• **Written request**: The answer should be a single number: how many lines of the entries below hold the word "horizontal".

• **Given data**:
- - - - - - -
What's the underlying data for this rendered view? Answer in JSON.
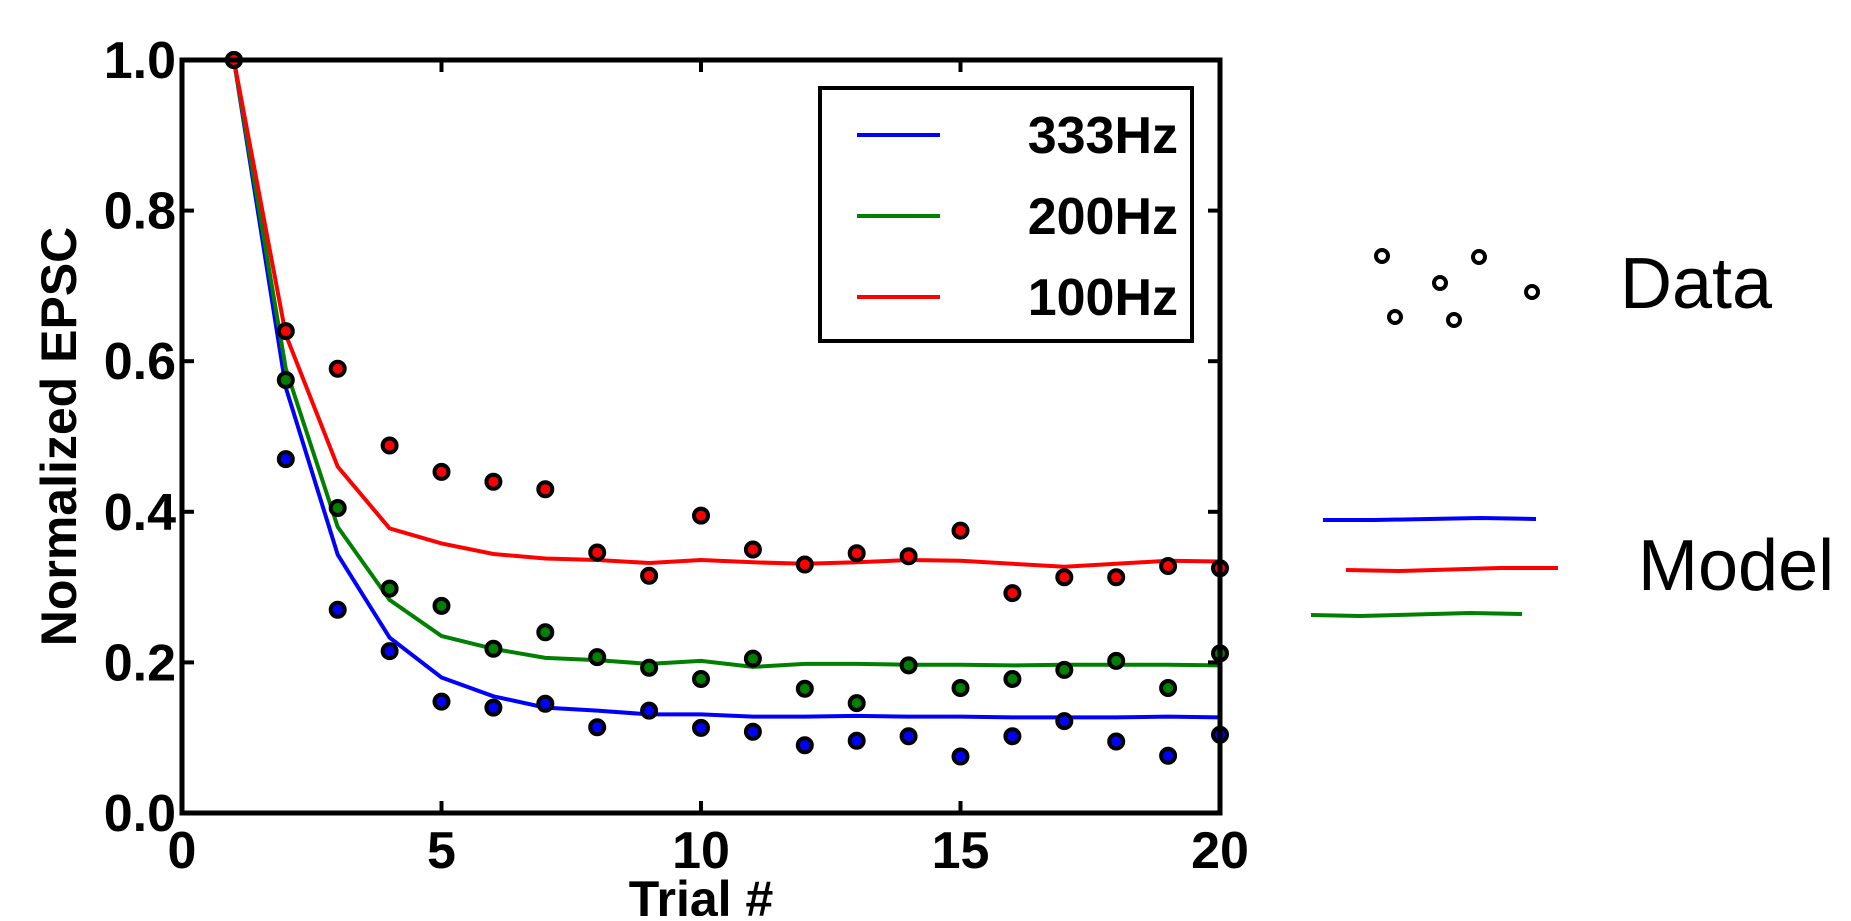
{
  "chart_data": {
    "type": "line",
    "xlabel": "Trial #",
    "ylabel": "Normalized EPSC",
    "xlim": [
      0,
      20
    ],
    "ylim": [
      0.0,
      1.0
    ],
    "x_ticks": [
      0,
      5,
      10,
      15,
      20
    ],
    "y_ticks": [
      0.0,
      0.2,
      0.4,
      0.6,
      0.8,
      1.0
    ],
    "x_tick_labels": [
      "0",
      "5",
      "10",
      "15",
      "20"
    ],
    "y_tick_labels": [
      "0.0",
      "0.2",
      "0.4",
      "0.6",
      "0.8",
      "1.0"
    ],
    "grid": false,
    "legend_position": "top-right",
    "series": [
      {
        "name": "333Hz",
        "color": "#0000ff",
        "model_x": [
          1,
          2,
          3,
          4,
          5,
          6,
          7,
          8,
          9,
          10,
          11,
          12,
          13,
          14,
          15,
          16,
          17,
          18,
          19,
          20
        ],
        "model_y": [
          1.0,
          0.565,
          0.343,
          0.233,
          0.18,
          0.155,
          0.14,
          0.136,
          0.131,
          0.131,
          0.128,
          0.128,
          0.129,
          0.128,
          0.128,
          0.127,
          0.127,
          0.127,
          0.128,
          0.127
        ],
        "data_x": [
          1,
          2,
          3,
          4,
          5,
          6,
          7,
          8,
          9,
          10,
          11,
          12,
          13,
          14,
          15,
          16,
          17,
          18,
          19,
          20
        ],
        "data_y": [
          1.0,
          0.47,
          0.27,
          0.215,
          0.148,
          0.14,
          0.145,
          0.114,
          0.136,
          0.113,
          0.108,
          0.09,
          0.096,
          0.102,
          0.075,
          0.102,
          0.122,
          0.095,
          0.076,
          0.104
        ]
      },
      {
        "name": "200Hz",
        "color": "#008000",
        "model_x": [
          1,
          2,
          3,
          4,
          5,
          6,
          7,
          8,
          9,
          10,
          11,
          12,
          13,
          14,
          15,
          16,
          17,
          18,
          19,
          20
        ],
        "model_y": [
          1.0,
          0.59,
          0.38,
          0.283,
          0.235,
          0.218,
          0.206,
          0.203,
          0.198,
          0.202,
          0.194,
          0.198,
          0.198,
          0.197,
          0.197,
          0.196,
          0.197,
          0.197,
          0.197,
          0.196
        ],
        "data_x": [
          1,
          2,
          3,
          4,
          5,
          6,
          7,
          8,
          9,
          10,
          11,
          12,
          13,
          14,
          15,
          16,
          17,
          18,
          19,
          20
        ],
        "data_y": [
          1.0,
          0.575,
          0.405,
          0.298,
          0.275,
          0.218,
          0.24,
          0.207,
          0.193,
          0.178,
          0.205,
          0.165,
          0.146,
          0.196,
          0.166,
          0.178,
          0.19,
          0.202,
          0.166,
          0.212
        ]
      },
      {
        "name": "100Hz",
        "color": "#ff0000",
        "model_x": [
          1,
          2,
          3,
          4,
          5,
          6,
          7,
          8,
          9,
          10,
          11,
          12,
          13,
          14,
          15,
          16,
          17,
          18,
          19,
          20
        ],
        "model_y": [
          1.0,
          0.635,
          0.46,
          0.378,
          0.358,
          0.344,
          0.338,
          0.336,
          0.332,
          0.336,
          0.333,
          0.331,
          0.333,
          0.336,
          0.335,
          0.331,
          0.327,
          0.331,
          0.335,
          0.334
        ],
        "data_x": [
          1,
          2,
          3,
          4,
          5,
          6,
          7,
          8,
          9,
          10,
          11,
          12,
          13,
          14,
          15,
          16,
          17,
          18,
          19,
          20
        ],
        "data_y": [
          1.0,
          0.64,
          0.59,
          0.488,
          0.453,
          0.44,
          0.43,
          0.346,
          0.315,
          0.395,
          0.35,
          0.33,
          0.345,
          0.341,
          0.375,
          0.292,
          0.313,
          0.313,
          0.328,
          0.325
        ]
      }
    ],
    "legend": {
      "entries": [
        "333Hz",
        "200Hz",
        "100Hz"
      ]
    },
    "annotations": {
      "data_label": "Data",
      "model_label": "Model",
      "data_marker_color": "#000000",
      "model_line_colors": [
        "#0000ff",
        "#ff0000",
        "#008000"
      ]
    }
  }
}
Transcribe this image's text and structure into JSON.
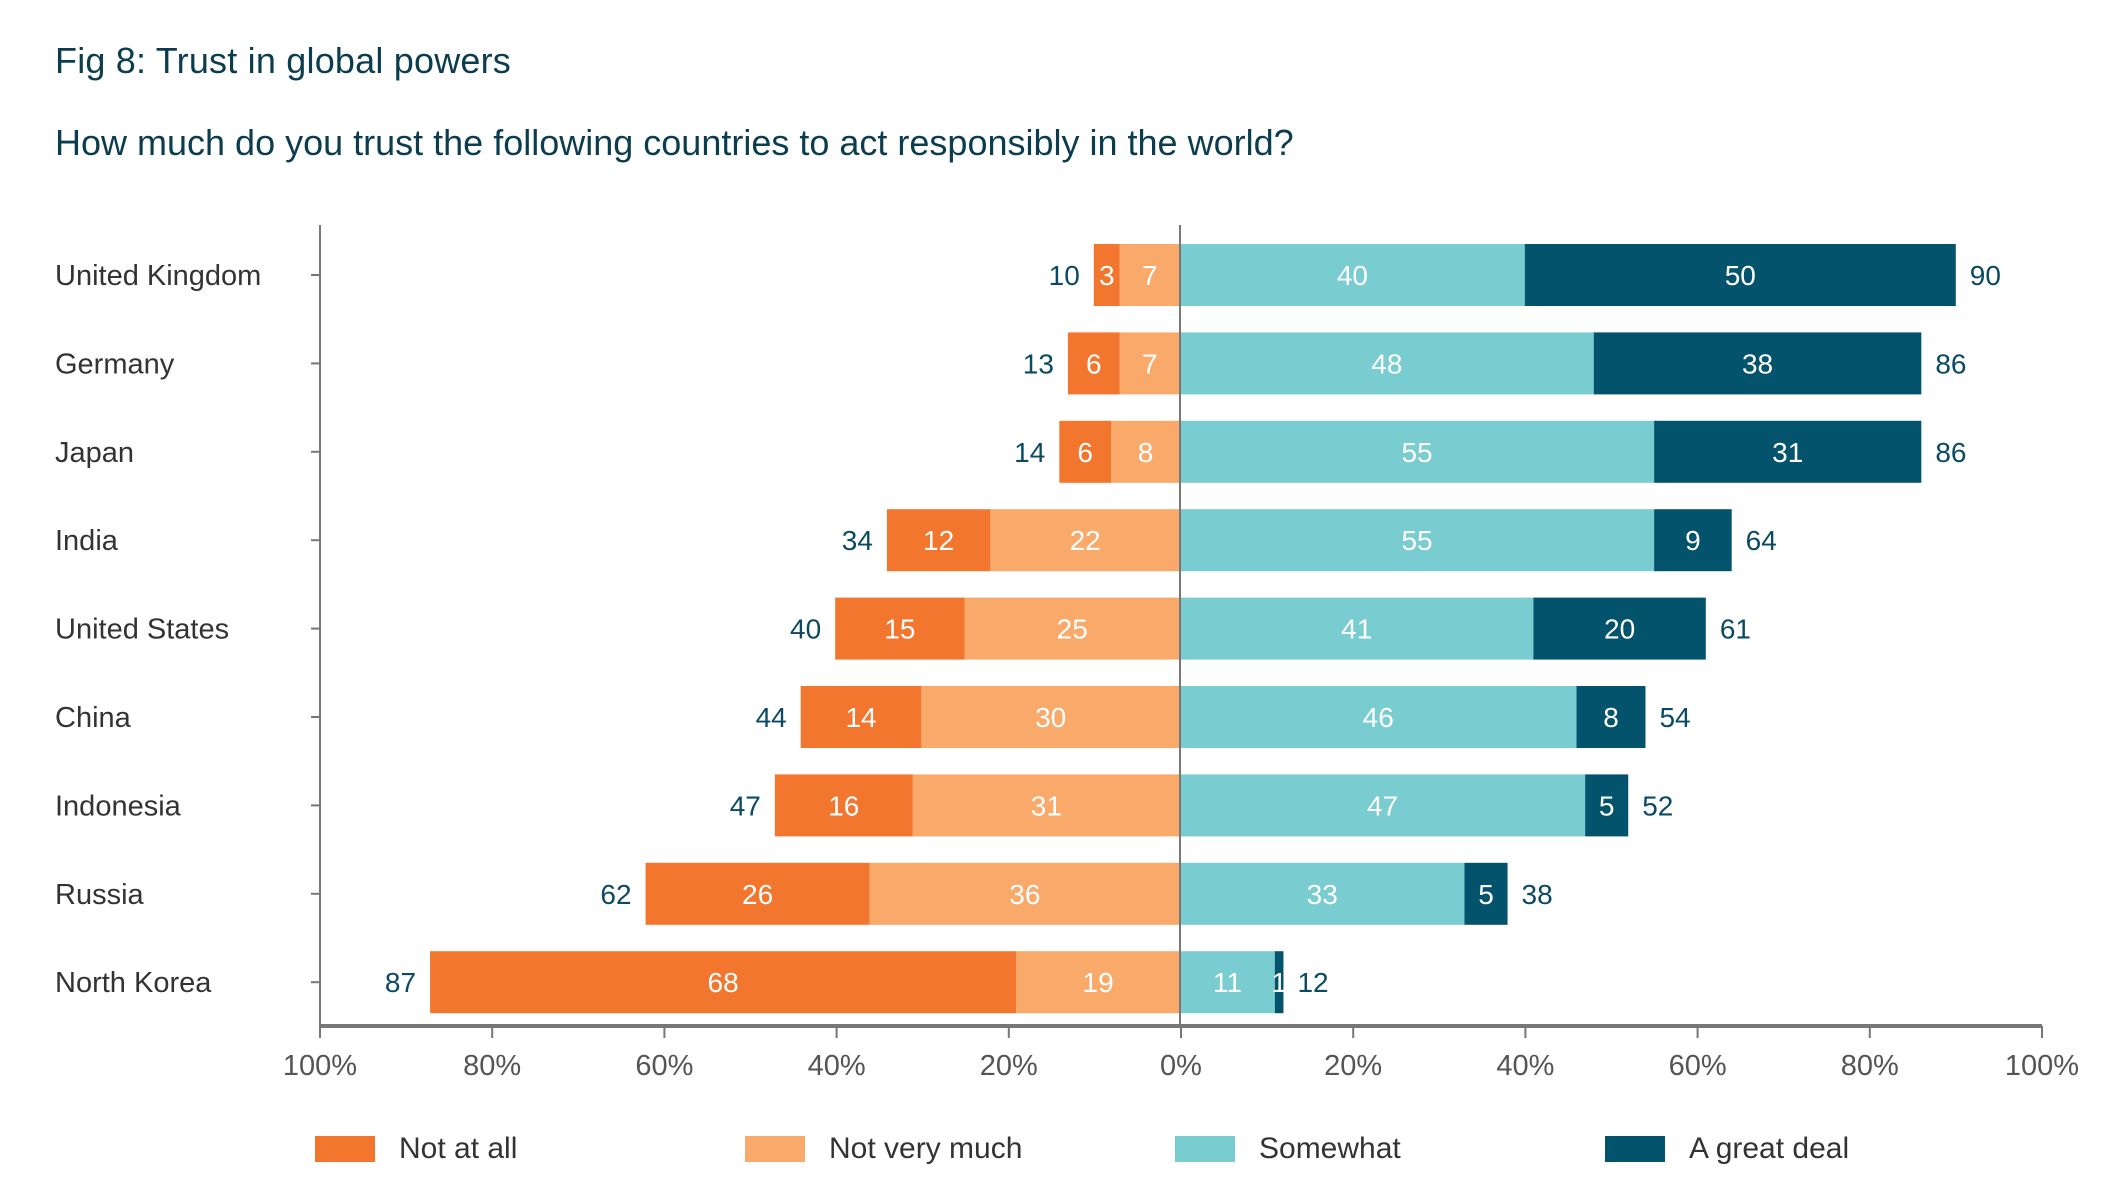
{
  "title": "Fig 8: Trust in global powers",
  "subtitle": "How much do you trust the following countries to act responsibly in the world?",
  "chart_data": {
    "type": "bar",
    "orientation": "horizontal-diverging-stacked",
    "title": "Fig 8: Trust in global powers",
    "subtitle": "How much do you trust the following countries to act responsibly in the world?",
    "xlabel": "",
    "ylabel": "",
    "xlim": [
      -100,
      100
    ],
    "x_ticks": [
      "100%",
      "80%",
      "60%",
      "40%",
      "20%",
      "0%",
      "20%",
      "40%",
      "60%",
      "80%",
      "100%"
    ],
    "grid": false,
    "legend_position": "bottom",
    "categories": [
      "United Kingdom",
      "Germany",
      "Japan",
      "India",
      "United States",
      "China",
      "Indonesia",
      "Russia",
      "North Korea"
    ],
    "series": [
      {
        "name": "Not at all",
        "side": "negative",
        "color": "#f2762e",
        "values": [
          3,
          6,
          6,
          12,
          15,
          14,
          16,
          26,
          68
        ]
      },
      {
        "name": "Not very much",
        "side": "negative",
        "color": "#f9aa6b",
        "values": [
          7,
          7,
          8,
          22,
          25,
          30,
          31,
          36,
          19
        ]
      },
      {
        "name": "Somewhat",
        "side": "positive",
        "color": "#79cdd0",
        "values": [
          40,
          48,
          55,
          55,
          41,
          46,
          47,
          33,
          11
        ]
      },
      {
        "name": "A great deal",
        "side": "positive",
        "color": "#04536d",
        "values": [
          50,
          38,
          31,
          9,
          20,
          8,
          5,
          5,
          1
        ]
      }
    ],
    "negative_totals": [
      10,
      13,
      14,
      34,
      40,
      44,
      47,
      62,
      87
    ],
    "positive_totals": [
      90,
      86,
      86,
      64,
      61,
      54,
      52,
      38,
      12
    ]
  }
}
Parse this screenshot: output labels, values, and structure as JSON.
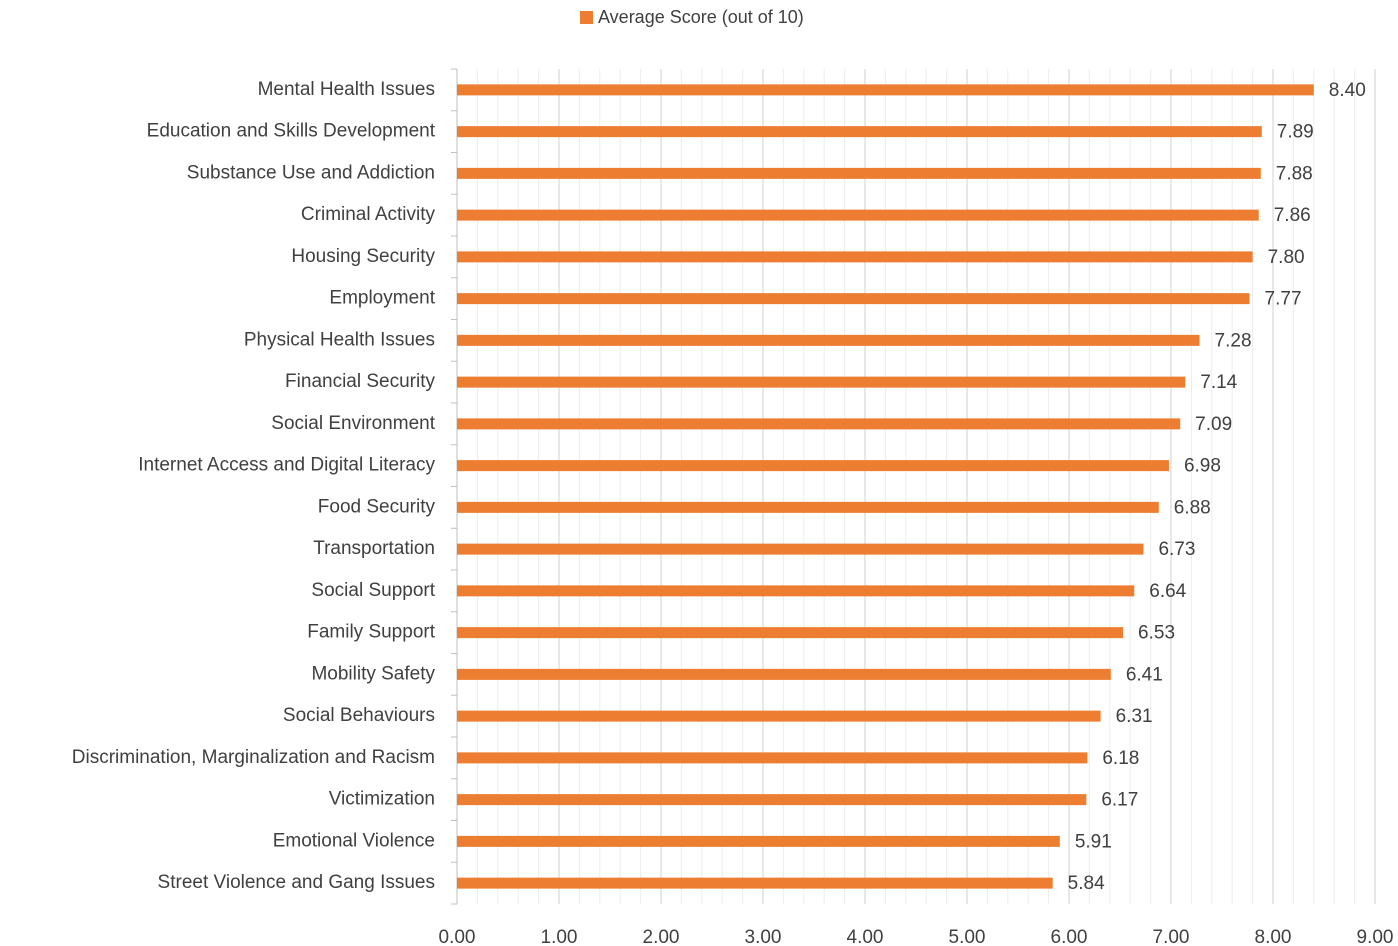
{
  "chart_data": {
    "type": "bar",
    "orientation": "horizontal",
    "legend": {
      "position": "top"
    },
    "series": [
      {
        "name": "Average Score (out of 10)",
        "color": "#ed7d31",
        "values": [
          8.4,
          7.89,
          7.88,
          7.86,
          7.8,
          7.77,
          7.28,
          7.14,
          7.09,
          6.98,
          6.88,
          6.73,
          6.64,
          6.53,
          6.41,
          6.31,
          6.18,
          6.17,
          5.91,
          5.84
        ],
        "value_labels": [
          "8.40",
          "7.89",
          "7.88",
          "7.86",
          "7.80",
          "7.77",
          "7.28",
          "7.14",
          "7.09",
          "6.98",
          "6.88",
          "6.73",
          "6.64",
          "6.53",
          "6.41",
          "6.31",
          "6.18",
          "6.17",
          "5.91",
          "5.84"
        ]
      }
    ],
    "categories": [
      "Mental Health Issues",
      "Education and Skills Development",
      "Substance Use and Addiction",
      "Criminal Activity",
      "Housing Security",
      "Employment",
      "Physical Health Issues",
      "Financial Security",
      "Social Environment",
      "Internet Access and Digital Literacy",
      "Food Security",
      "Transportation",
      "Social Support",
      "Family Support",
      "Mobility Safety",
      "Social Behaviours",
      "Discrimination, Marginalization and Racism",
      "Victimization",
      "Emotional Violence",
      "Street Violence and Gang Issues"
    ],
    "xlim": [
      0,
      9
    ],
    "xticks": [
      {
        "value": 0,
        "label": "0.00"
      },
      {
        "value": 1,
        "label": "1.00"
      },
      {
        "value": 2,
        "label": "2.00"
      },
      {
        "value": 3,
        "label": "3.00"
      },
      {
        "value": 4,
        "label": "4.00"
      },
      {
        "value": 5,
        "label": "5.00"
      },
      {
        "value": 6,
        "label": "6.00"
      },
      {
        "value": 7,
        "label": "7.00"
      },
      {
        "value": 8,
        "label": "8.00"
      },
      {
        "value": 9,
        "label": "9.00"
      }
    ],
    "xminorticks": [
      0.2,
      0.4,
      0.6,
      0.8,
      1.2,
      1.4,
      1.6,
      1.8,
      2.2,
      2.4,
      2.6,
      2.8,
      3.2,
      3.4,
      3.6,
      3.8,
      4.2,
      4.4,
      4.6,
      4.8,
      5.2,
      5.4,
      5.6,
      5.8,
      6.2,
      6.4,
      6.6,
      6.8,
      7.2,
      7.4,
      7.6,
      7.8,
      8.2,
      8.4,
      8.6,
      8.8
    ],
    "grid": true
  }
}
- - - - - - -
• **Response**: 2